* **WHAT YOU ARE ASKED TO DO**:
Every entry that follows should be reproduced exactly.

* **GIVEN ENTRIES**:

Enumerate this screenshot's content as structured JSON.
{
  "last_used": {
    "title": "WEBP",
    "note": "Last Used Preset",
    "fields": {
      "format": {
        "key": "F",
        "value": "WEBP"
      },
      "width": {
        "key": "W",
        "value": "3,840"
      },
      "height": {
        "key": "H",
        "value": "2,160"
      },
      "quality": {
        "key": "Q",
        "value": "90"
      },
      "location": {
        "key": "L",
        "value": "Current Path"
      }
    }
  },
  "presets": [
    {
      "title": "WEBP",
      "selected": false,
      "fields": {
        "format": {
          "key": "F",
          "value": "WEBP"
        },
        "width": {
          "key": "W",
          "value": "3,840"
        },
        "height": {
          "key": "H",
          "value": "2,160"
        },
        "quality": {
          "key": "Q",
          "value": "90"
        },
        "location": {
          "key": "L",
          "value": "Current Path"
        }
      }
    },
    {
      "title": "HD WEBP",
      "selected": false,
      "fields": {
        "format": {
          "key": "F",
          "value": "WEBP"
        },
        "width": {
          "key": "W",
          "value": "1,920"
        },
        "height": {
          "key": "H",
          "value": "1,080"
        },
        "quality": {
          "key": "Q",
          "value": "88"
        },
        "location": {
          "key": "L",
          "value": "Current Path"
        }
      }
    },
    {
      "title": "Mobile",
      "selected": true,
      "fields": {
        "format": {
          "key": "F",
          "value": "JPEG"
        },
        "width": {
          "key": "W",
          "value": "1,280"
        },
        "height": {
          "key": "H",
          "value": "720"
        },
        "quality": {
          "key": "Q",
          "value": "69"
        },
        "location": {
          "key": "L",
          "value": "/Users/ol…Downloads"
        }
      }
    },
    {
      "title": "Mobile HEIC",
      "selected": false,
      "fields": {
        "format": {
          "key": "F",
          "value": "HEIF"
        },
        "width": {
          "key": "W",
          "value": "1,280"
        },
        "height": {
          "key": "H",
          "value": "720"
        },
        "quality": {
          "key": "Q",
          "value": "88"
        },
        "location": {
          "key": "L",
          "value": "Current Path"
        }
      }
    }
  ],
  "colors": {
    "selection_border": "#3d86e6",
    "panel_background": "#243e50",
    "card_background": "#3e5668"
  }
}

* **RESULT FOR THIS TASK**:
Enumerate this screenshot's content as structured JSON.
{
  "last_used": {
    "title": "WEBP",
    "note": "Last Used Preset",
    "fields": {
      "format": {
        "key": "F",
        "value": "WEBP"
      },
      "width": {
        "key": "W",
        "value": "3,840"
      },
      "height": {
        "key": "H",
        "value": "2,160"
      },
      "quality": {
        "key": "Q",
        "value": "90"
      },
      "location": {
        "key": "L",
        "value": "Current Path"
      }
    }
  },
  "presets": [
    {
      "title": "WEBP",
      "selected": false,
      "fields": {
        "format": {
          "key": "F",
          "value": "WEBP"
        },
        "width": {
          "key": "W",
          "value": "3,840"
        },
        "height": {
          "key": "H",
          "value": "2,160"
        },
        "quality": {
          "key": "Q",
          "value": "90"
        },
        "location": {
          "key": "L",
          "value": "Current Path"
        }
      }
    },
    {
      "title": "HD WEBP",
      "selected": false,
      "fields": {
        "format": {
          "key": "F",
          "value": "WEBP"
        },
        "width": {
          "key": "W",
          "value": "1,920"
        },
        "height": {
          "key": "H",
          "value": "1,080"
        },
        "quality": {
          "key": "Q",
          "value": "88"
        },
        "location": {
          "key": "L",
          "value": "Current Path"
        }
      }
    },
    {
      "title": "Mobile",
      "selected": true,
      "fields": {
        "format": {
          "key": "F",
          "value": "JPEG"
        },
        "width": {
          "key": "W",
          "value": "1,280"
        },
        "height": {
          "key": "H",
          "value": "720"
        },
        "quality": {
          "key": "Q",
          "value": "69"
        },
        "location": {
          "key": "L",
          "value": "/Users/ol…Downloads"
        }
      }
    },
    {
      "title": "Mobile HEIC",
      "selected": false,
      "fields": {
        "format": {
          "key": "F",
          "value": "HEIF"
        },
        "width": {
          "key": "W",
          "value": "1,280"
        },
        "height": {
          "key": "H",
          "value": "720"
        },
        "quality": {
          "key": "Q",
          "value": "88"
        },
        "location": {
          "key": "L",
          "value": "Current Path"
        }
      }
    }
  ],
  "colors": {
    "selection_border": "#3d86e6",
    "panel_background": "#243e50",
    "card_background": "#3e5668"
  }
}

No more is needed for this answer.